GIVEN INSTRUCTION:
Pick out all lines with the word "title" from the records that follow.

STORED DATA:
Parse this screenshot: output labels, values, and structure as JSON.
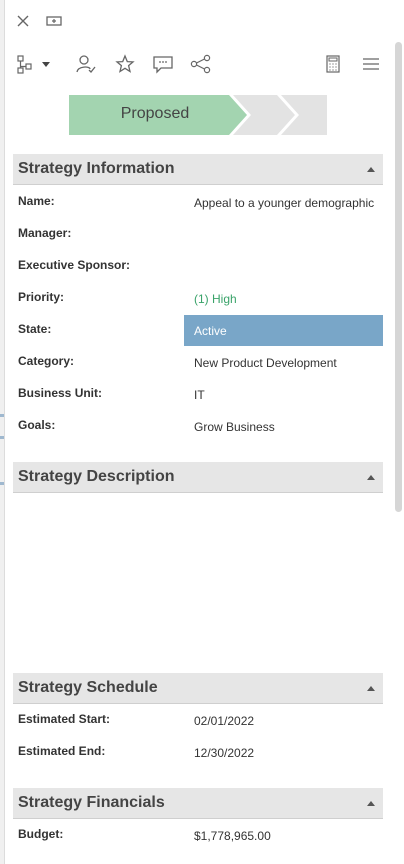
{
  "process": {
    "active_stage": "Proposed"
  },
  "sections": {
    "info": {
      "title": "Strategy Information",
      "fields": {
        "name": {
          "label": "Name:",
          "value": "Appeal to a younger demographic"
        },
        "manager": {
          "label": "Manager:",
          "value": ""
        },
        "sponsor": {
          "label": "Executive Sponsor:",
          "value": ""
        },
        "priority": {
          "label": "Priority:",
          "value": "(1) High"
        },
        "state": {
          "label": "State:",
          "value": "Active"
        },
        "category": {
          "label": "Category:",
          "value": "New Product Development"
        },
        "business_unit": {
          "label": "Business Unit:",
          "value": "IT"
        },
        "goals": {
          "label": "Goals:",
          "value": "Grow Business"
        }
      }
    },
    "description": {
      "title": "Strategy Description"
    },
    "schedule": {
      "title": "Strategy Schedule",
      "fields": {
        "start": {
          "label": "Estimated Start:",
          "value": "02/01/2022"
        },
        "end": {
          "label": "Estimated End:",
          "value": "12/30/2022"
        }
      }
    },
    "financials": {
      "title": "Strategy Financials",
      "fields": {
        "budget": {
          "label": "Budget:",
          "value": "$1,778,965.00"
        }
      }
    }
  },
  "colors": {
    "stage_active": "#a3d4b0",
    "stage_inactive": "#e3e3e3",
    "selected_row": "#79a6c8",
    "priority_high": "#3aa36a"
  }
}
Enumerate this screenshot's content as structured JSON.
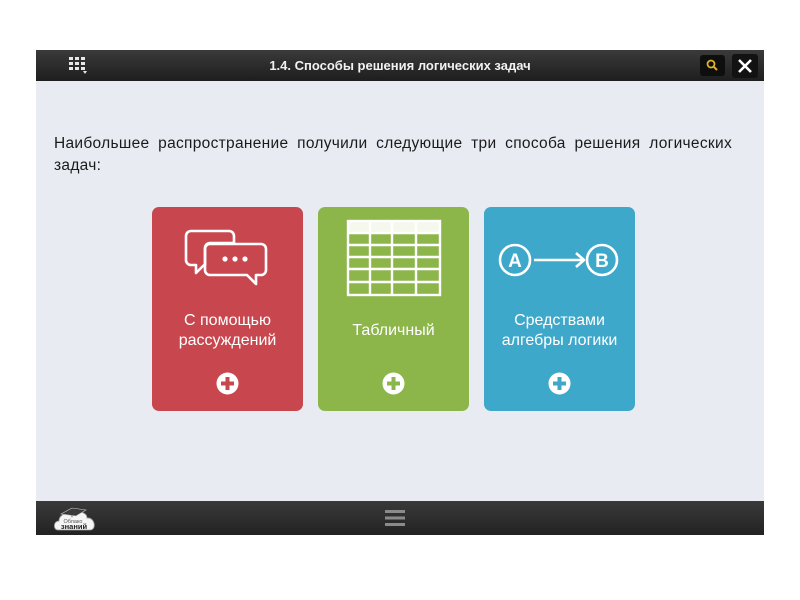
{
  "window": {
    "title": "1.4. Способы решения логических задач",
    "menu_icon": "grid-menu-icon",
    "search_icon": "magnifier-icon",
    "close_icon": "close-icon"
  },
  "content": {
    "intro": "Наибольшее распространение получили следующие три способа решения логических задач:"
  },
  "cards": [
    {
      "label_line1": "С помощью",
      "label_line2": "рассуждений",
      "icon": "speech-bubbles-icon",
      "color": "#c8474f"
    },
    {
      "label_line1": "Табличный",
      "label_line2": "",
      "icon": "table-icon",
      "color": "#8cb54a"
    },
    {
      "label_line1": "Средствами",
      "label_line2": "алгебры логики",
      "icon": "a-to-b-icon",
      "color": "#3ea8cb"
    }
  ],
  "footer": {
    "logo_line1": "Облако",
    "logo_line2": "знаний",
    "grip_icon": "hamburger-icon"
  }
}
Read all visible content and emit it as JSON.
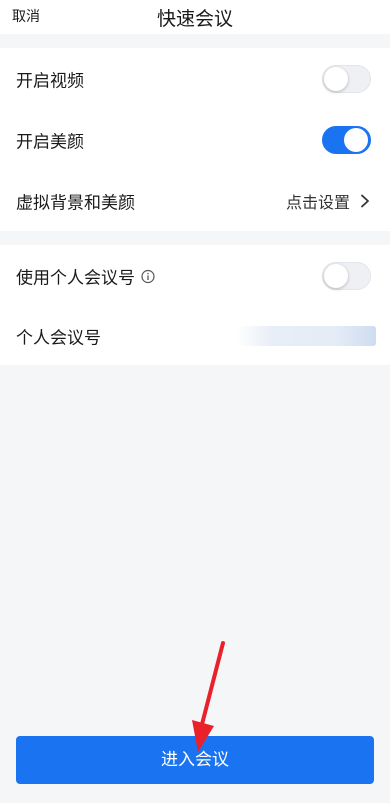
{
  "header": {
    "cancel_label": "取消",
    "title": "快速会议"
  },
  "settings": {
    "video": {
      "label": "开启视频",
      "enabled": false
    },
    "beauty": {
      "label": "开启美颜",
      "enabled": true
    },
    "virtual_bg": {
      "label": "虚拟背景和美颜",
      "value": "点击设置"
    },
    "personal_id_toggle": {
      "label": "使用个人会议号",
      "enabled": false
    },
    "personal_id": {
      "label": "个人会议号"
    }
  },
  "actions": {
    "enter_label": "进入会议"
  },
  "colors": {
    "accent": "#1a74f2",
    "annotation_arrow": "#e8212b"
  },
  "icons": {
    "info": "info-icon",
    "chevron": "chevron-right-icon",
    "annotation": "red-arrow-icon"
  }
}
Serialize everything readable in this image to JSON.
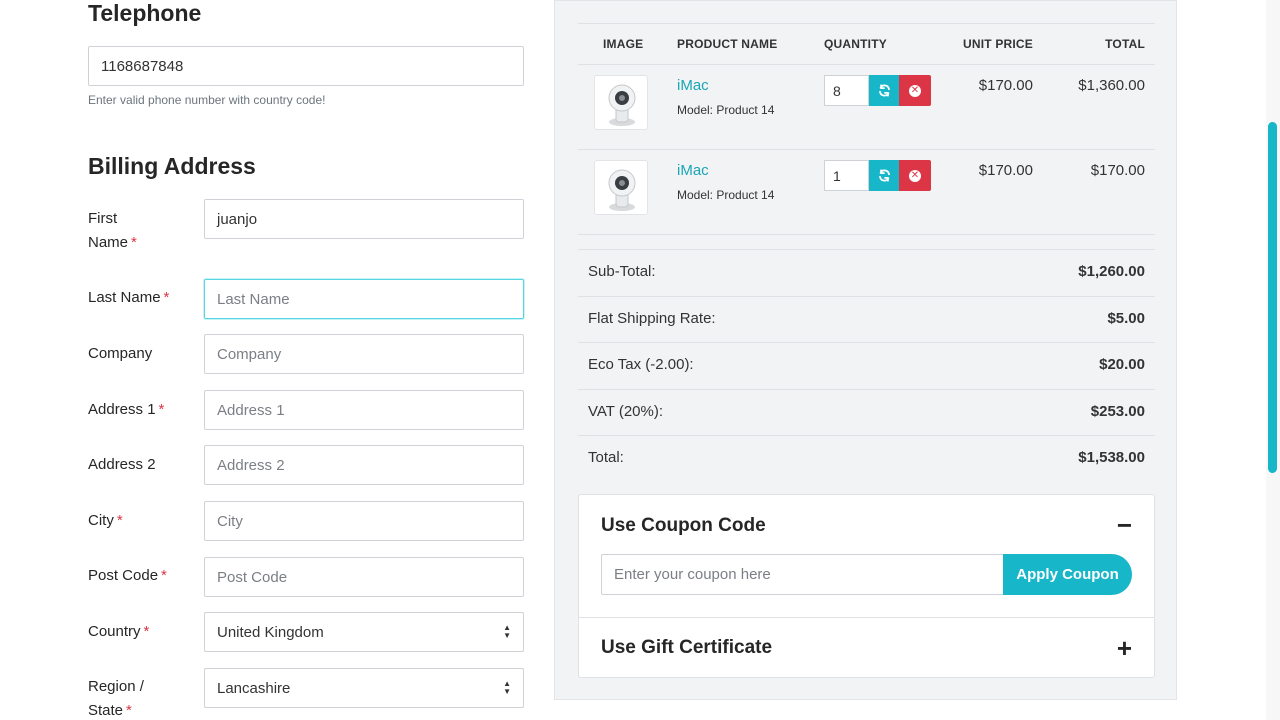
{
  "telephone": {
    "title": "Telephone",
    "value": "1168687848",
    "help": "Enter valid phone number with country code!"
  },
  "billing": {
    "title": "Billing Address",
    "fields": [
      {
        "label": "First Name",
        "required": "*",
        "value": "juanjo",
        "placeholder": ""
      },
      {
        "label": "Last Name",
        "required": "*",
        "value": "",
        "placeholder": "Last Name"
      },
      {
        "label": "Company",
        "required": "",
        "value": "",
        "placeholder": "Company"
      },
      {
        "label": "Address 1",
        "required": "*",
        "value": "",
        "placeholder": "Address 1"
      },
      {
        "label": "Address 2",
        "required": "",
        "value": "",
        "placeholder": "Address 2"
      },
      {
        "label": "City",
        "required": "*",
        "value": "",
        "placeholder": "City"
      },
      {
        "label": "Post Code",
        "required": "*",
        "value": "",
        "placeholder": "Post Code"
      },
      {
        "label": "Country",
        "required": "*",
        "value": "United Kingdom",
        "placeholder": ""
      },
      {
        "label": "Region / State",
        "required": "*",
        "value": "Lancashire",
        "placeholder": ""
      }
    ]
  },
  "cart": {
    "headers": {
      "image": "IMAGE",
      "name": "PRODUCT NAME",
      "quantity": "QUANTITY",
      "unit_price": "UNIT PRICE",
      "total": "TOTAL"
    },
    "items": [
      {
        "name": "iMac",
        "model": "Model: Product 14",
        "quantity": "8",
        "unit_price": "$170.00",
        "total": "$1,360.00"
      },
      {
        "name": "iMac",
        "model": "Model: Product 14",
        "quantity": "1",
        "unit_price": "$170.00",
        "total": "$170.00"
      }
    ],
    "totals": [
      {
        "label": "Sub-Total:",
        "value": "$1,260.00"
      },
      {
        "label": "Flat Shipping Rate:",
        "value": "$5.00"
      },
      {
        "label": "Eco Tax (-2.00):",
        "value": "$20.00"
      },
      {
        "label": "VAT (20%):",
        "value": "$253.00"
      },
      {
        "label": "Total:",
        "value": "$1,538.00"
      }
    ]
  },
  "coupon": {
    "title": "Use Coupon Code",
    "toggle": "−",
    "placeholder": "Enter your coupon here",
    "button": "Apply Coupon"
  },
  "gift": {
    "title": "Use Gift Certificate",
    "toggle": "+"
  },
  "icons": {
    "refresh": "refresh-icon",
    "remove": "remove-icon",
    "select": "select-arrows-icon",
    "thumbnail": "webcam-product-image"
  },
  "colors": {
    "accent": "#17b6c9",
    "link": "#1aa6b7",
    "danger": "#dc3545",
    "panel": "#f2f3f5",
    "focus": "#55d7e3"
  }
}
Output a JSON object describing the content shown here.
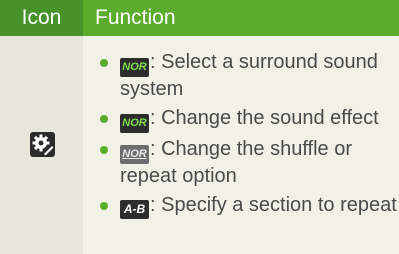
{
  "header": {
    "col_icon": "Icon",
    "col_function": "Function"
  },
  "row": {
    "icon": "settings-gear-icon",
    "items": [
      {
        "badge": "NOR",
        "text": ": Select a surround sound system"
      },
      {
        "badge": "NOR",
        "text": ": Change the sound effect"
      },
      {
        "badge": "NOR",
        "text": ": Change the shuffle or repeat option"
      },
      {
        "badge": "A-B",
        "text": ": Specify a section to repeat"
      }
    ]
  },
  "colors": {
    "header_green": "#5bab2c",
    "header_dark_green": "#47922a",
    "row_bg": "#f1f1e7",
    "bullet": "#5bab2c"
  }
}
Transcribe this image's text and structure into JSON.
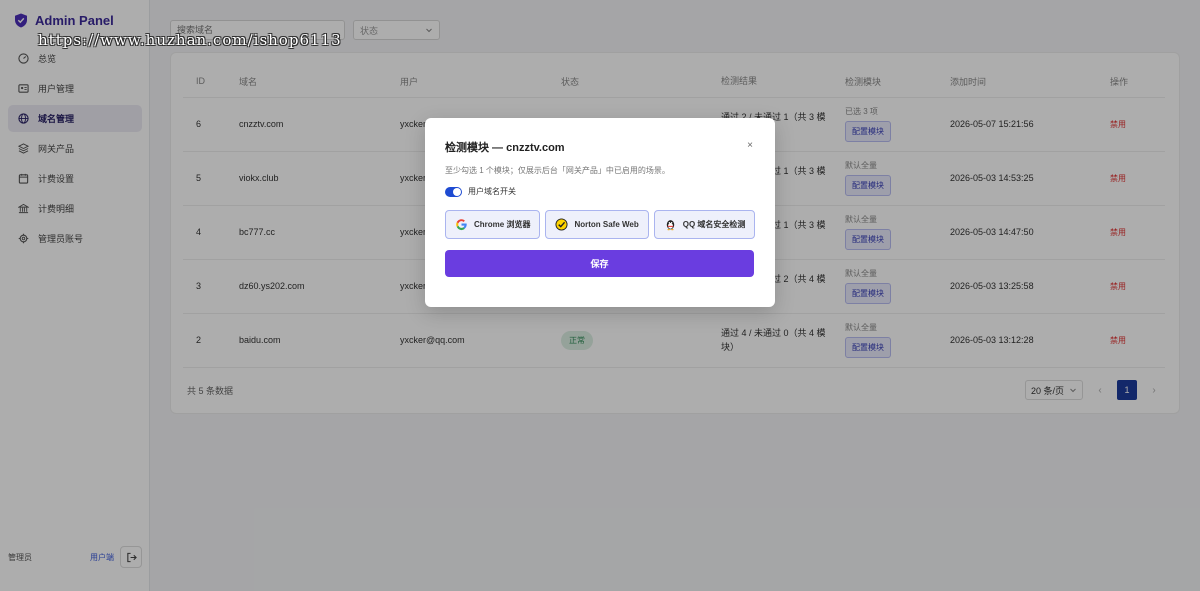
{
  "brand": {
    "title": "Admin Panel"
  },
  "watermark": "https://www.huzhan.com/ishop6113",
  "nav": [
    {
      "label": "总览",
      "icon": "dashboard-icon"
    },
    {
      "label": "用户管理",
      "icon": "user-card-icon"
    },
    {
      "label": "域名管理",
      "icon": "globe-icon",
      "active": true
    },
    {
      "label": "网关产品",
      "icon": "layers-icon"
    },
    {
      "label": "计费设置",
      "icon": "calendar-icon"
    },
    {
      "label": "计费明细",
      "icon": "bank-icon"
    },
    {
      "label": "管理员账号",
      "icon": "gear-icon"
    }
  ],
  "sidebar_footer": {
    "role": "管理员",
    "user_link": "用户端"
  },
  "filters": {
    "search_placeholder": "搜索域名",
    "status_placeholder": "状态"
  },
  "table": {
    "headers": [
      "ID",
      "域名",
      "用户",
      "状态",
      "检测结果",
      "检测模块",
      "添加时间",
      "操作"
    ],
    "rows": [
      {
        "id": "6",
        "domain": "cnzztv.com",
        "user": "yxcker",
        "status": "",
        "result": "通过 2 / 未通过 1（共 3 模块）",
        "module_summary": "已选 3 项",
        "config": "配置模块",
        "time": "2026-05-07 15:21:56",
        "op": "禁用"
      },
      {
        "id": "5",
        "domain": "viokx.club",
        "user": "yxcker",
        "status": "",
        "result": "通过 2 / 未通过 1（共 3 模块）",
        "module_summary": "默认全量",
        "config": "配置模块",
        "time": "2026-05-03 14:53:25",
        "op": "禁用"
      },
      {
        "id": "4",
        "domain": "bc777.cc",
        "user": "yxcker",
        "status": "",
        "result": "通过 2 / 未通过 1（共 3 模块）",
        "module_summary": "默认全量",
        "config": "配置模块",
        "time": "2026-05-03 14:47:50",
        "op": "禁用"
      },
      {
        "id": "3",
        "domain": "dz60.ys202.com",
        "user": "yxcker",
        "status": "",
        "result": "通过 2 / 未通过 2（共 4 模块）",
        "module_summary": "默认全量",
        "config": "配置模块",
        "time": "2026-05-03 13:25:58",
        "op": "禁用"
      },
      {
        "id": "2",
        "domain": "baidu.com",
        "user": "yxcker@qq.com",
        "status": "正常",
        "result": "通过 4 / 未通过 0（共 4 模块）",
        "module_summary": "默认全量",
        "config": "配置模块",
        "time": "2026-05-03 13:12:28",
        "op": "禁用"
      }
    ]
  },
  "pagination": {
    "total": "共 5 条数据",
    "page_size": "20 条/页",
    "current_page": "1"
  },
  "modal": {
    "title": "检测模块 — cnzztv.com",
    "close": "×",
    "hint": "至少勾选 1 个模块；仅展示后台「网关产品」中已启用的场景。",
    "toggle_label": "用户域名开关",
    "modules": [
      {
        "label": "Chrome 浏览器",
        "icon": "google-icon"
      },
      {
        "label": "Norton Safe Web",
        "icon": "norton-check-icon"
      },
      {
        "label": "QQ 域名安全检测",
        "icon": "qq-penguin-icon"
      }
    ],
    "save_label": "保存"
  }
}
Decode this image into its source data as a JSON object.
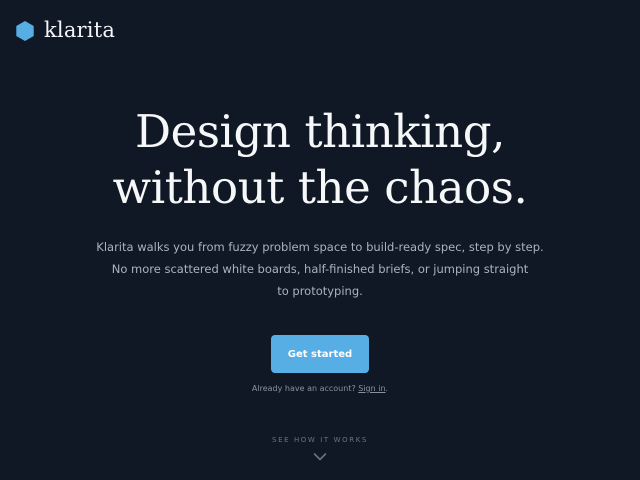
{
  "brand": {
    "name": "klarita",
    "logo_icon": "hexagon-icon",
    "accent_color": "#56aee4"
  },
  "hero": {
    "headline_line1": "Design thinking,",
    "headline_line2": "without the chaos.",
    "subtext_line1": "Klarita walks you from fuzzy problem space to build-ready spec, step by step.",
    "subtext_line2": "No more scattered white boards, half-finished briefs, or jumping straight",
    "subtext_line3": "to prototyping."
  },
  "cta": {
    "label": "Get started"
  },
  "signin": {
    "prefix": "Already have an account? ",
    "link_label": "Sign in",
    "suffix": "."
  },
  "see_how": {
    "label": "SEE HOW IT WORKS",
    "icon": "chevron-down-icon"
  }
}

RESPONSE BELOW:
      "title": "Strategy Information",
      "title": "Strategy Description"
      "title": "Strategy Schedule",
      "title": "Strategy Financials",
    "title": "1.4. Способы решения логических задач",
    "title": "快速会议"
    "title": "Telephone",
    "title": "Billing Address",
    "title": "Use Coupon Code",
    "title": "Use Gift Certificate",
    "title": "Admin Panel"
    "title": "检测模块 — cnzztv.com",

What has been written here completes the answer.